What needs to be done: Write out every entry precisely as given, leaving the pictures out.

[Start]

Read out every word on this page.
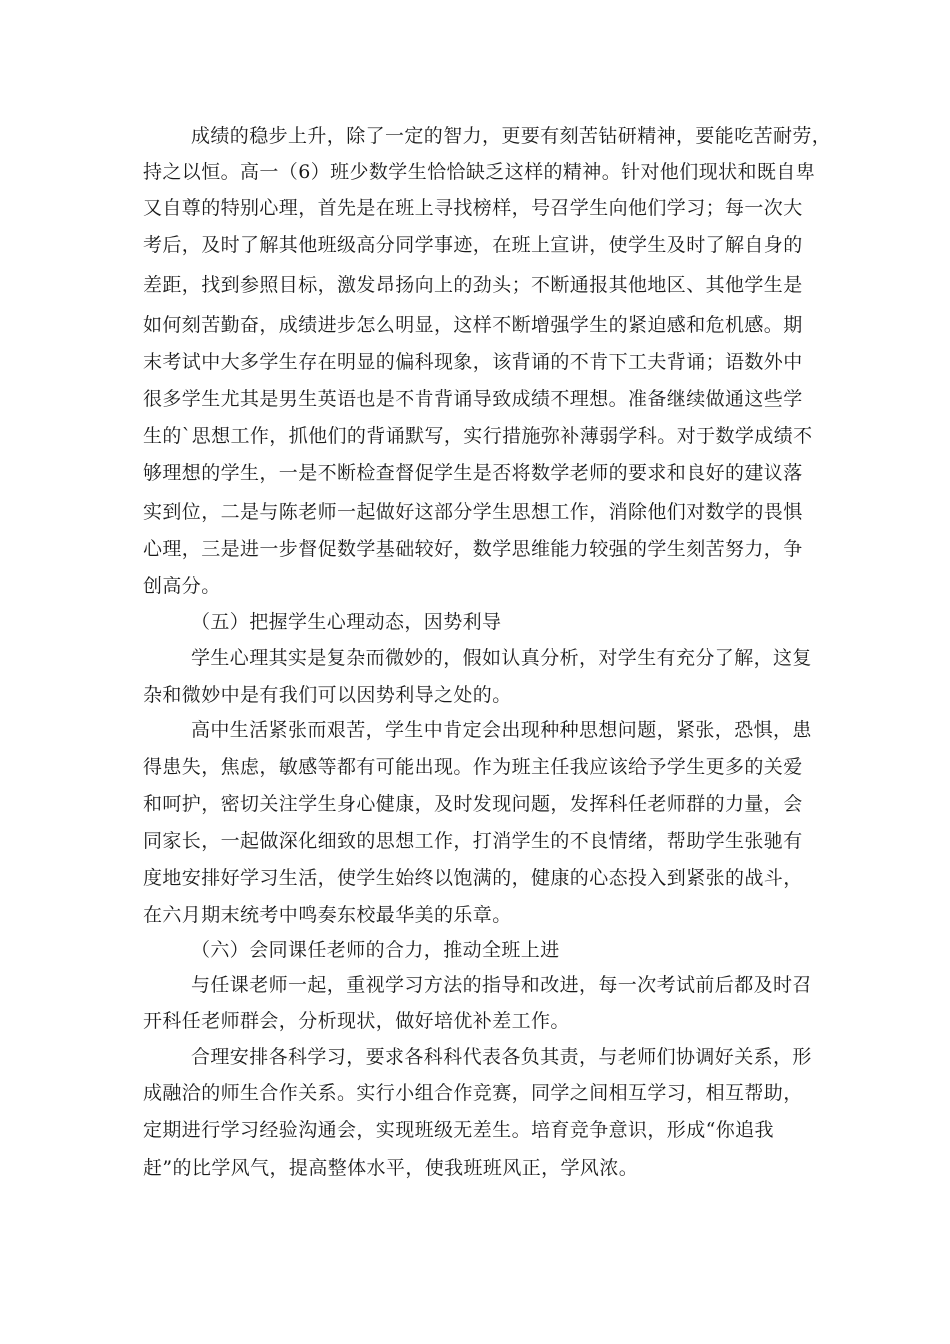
成绩的稳步上升，除了一定的智力，更要有刻苦钻研精神，要能吃苦耐劳，
持之以恒。高一（6）班少数学生恰恰缺乏这样的精神。针对他们现状和既自卑
又自尊的特别心理，首先是在班上寻找榜样，号召学生向他们学习；每一次大
考后，及时了解其他班级高分同学事迹，在班上宣讲，使学生及时了解自身的
差距，找到参照目标，激发昂扬向上的劲头；不断通报其他地区、其他学生是
如何刻苦勤奋，成绩进步怎么明显，这样不断增强学生的紧迫感和危机感。期
末考试中大多学生存在明显的偏科现象，该背诵的不肯下工夫背诵；语数外中
很多学生尤其是男生英语也是不肯背诵导致成绩不理想。准备继续做通这些学
生的`思想工作，抓他们的背诵默写，实行措施弥补薄弱学科。对于数学成绩不
够理想的学生，一是不断检查督促学生是否将数学老师的要求和良好的建议落
实到位，二是与陈老师一起做好这部分学生思想工作，消除他们对数学的畏惧
心理，三是进一步督促数学基础较好，数学思维能力较强的学生刻苦努力，争
创高分。
（五）把握学生心理动态，因势利导
学生心理其实是复杂而微妙的，假如认真分析，对学生有充分了解，这复
杂和微妙中是有我们可以因势利导之处的。
高中生活紧张而艰苦，学生中肯定会出现种种思想问题，紧张，恐惧，患
得患失，焦虑，敏感等都有可能出现。作为班主任我应该给予学生更多的关爱
和呵护，密切关注学生身心健康，及时发现问题，发挥科任老师群的力量，会
同家长，一起做深化细致的思想工作，打消学生的不良情绪，帮助学生张驰有
度地安排好学习生活，使学生始终以饱满的，健康的心态投入到紧张的战斗，
在六月期末统考中鸣奏东校最华美的乐章。
（六）会同课任老师的合力，推动全班上进
与任课老师一起，重视学习方法的指导和改进，每一次考试前后都及时召
开科任老师群会，分析现状，做好培优补差工作。
合理安排各科学习，要求各科科代表各负其责，与老师们协调好关系，形
成融洽的师生合作关系。实行小组合作竞赛，同学之间相互学习，相互帮助，
定期进行学习经验沟通会，实现班级无差生。培育竞争意识，形成“你追我
赶”的比学风气，提高整体水平，使我班班风正，学风浓。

[End]

Answer to the exercise:
Read out every word on this page.
成绩的稳步上升，除了一定的智力，更要有刻苦钻研精神，要能吃苦耐劳，
持之以恒。高一（6）班少数学生恰恰缺乏这样的精神。针对他们现状和既自卑
又自尊的特别心理，首先是在班上寻找榜样，号召学生向他们学习；每一次大
考后，及时了解其他班级高分同学事迹，在班上宣讲，使学生及时了解自身的
差距，找到参照目标，激发昂扬向上的劲头；不断通报其他地区、其他学生是
如何刻苦勤奋，成绩进步怎么明显，这样不断增强学生的紧迫感和危机感。期
末考试中大多学生存在明显的偏科现象，该背诵的不肯下工夫背诵；语数外中
很多学生尤其是男生英语也是不肯背诵导致成绩不理想。准备继续做通这些学
生的`思想工作，抓他们的背诵默写，实行措施弥补薄弱学科。对于数学成绩不
够理想的学生，一是不断检查督促学生是否将数学老师的要求和良好的建议落
实到位，二是与陈老师一起做好这部分学生思想工作，消除他们对数学的畏惧
心理，三是进一步督促数学基础较好，数学思维能力较强的学生刻苦努力，争
创高分。
（五）把握学生心理动态，因势利导
学生心理其实是复杂而微妙的，假如认真分析，对学生有充分了解，这复
杂和微妙中是有我们可以因势利导之处的。
高中生活紧张而艰苦，学生中肯定会出现种种思想问题，紧张，恐惧，患
得患失，焦虑，敏感等都有可能出现。作为班主任我应该给予学生更多的关爱
和呵护，密切关注学生身心健康，及时发现问题，发挥科任老师群的力量，会
同家长，一起做深化细致的思想工作，打消学生的不良情绪，帮助学生张驰有
度地安排好学习生活，使学生始终以饱满的，健康的心态投入到紧张的战斗，
在六月期末统考中鸣奏东校最华美的乐章。
（六）会同课任老师的合力，推动全班上进
与任课老师一起，重视学习方法的指导和改进，每一次考试前后都及时召
开科任老师群会，分析现状，做好培优补差工作。
合理安排各科学习，要求各科科代表各负其责，与老师们协调好关系，形
成融洽的师生合作关系。实行小组合作竞赛，同学之间相互学习，相互帮助，
定期进行学习经验沟通会，实现班级无差生。培育竞争意识，形成“你追我
赶”的比学风气，提高整体水平，使我班班风正，学风浓。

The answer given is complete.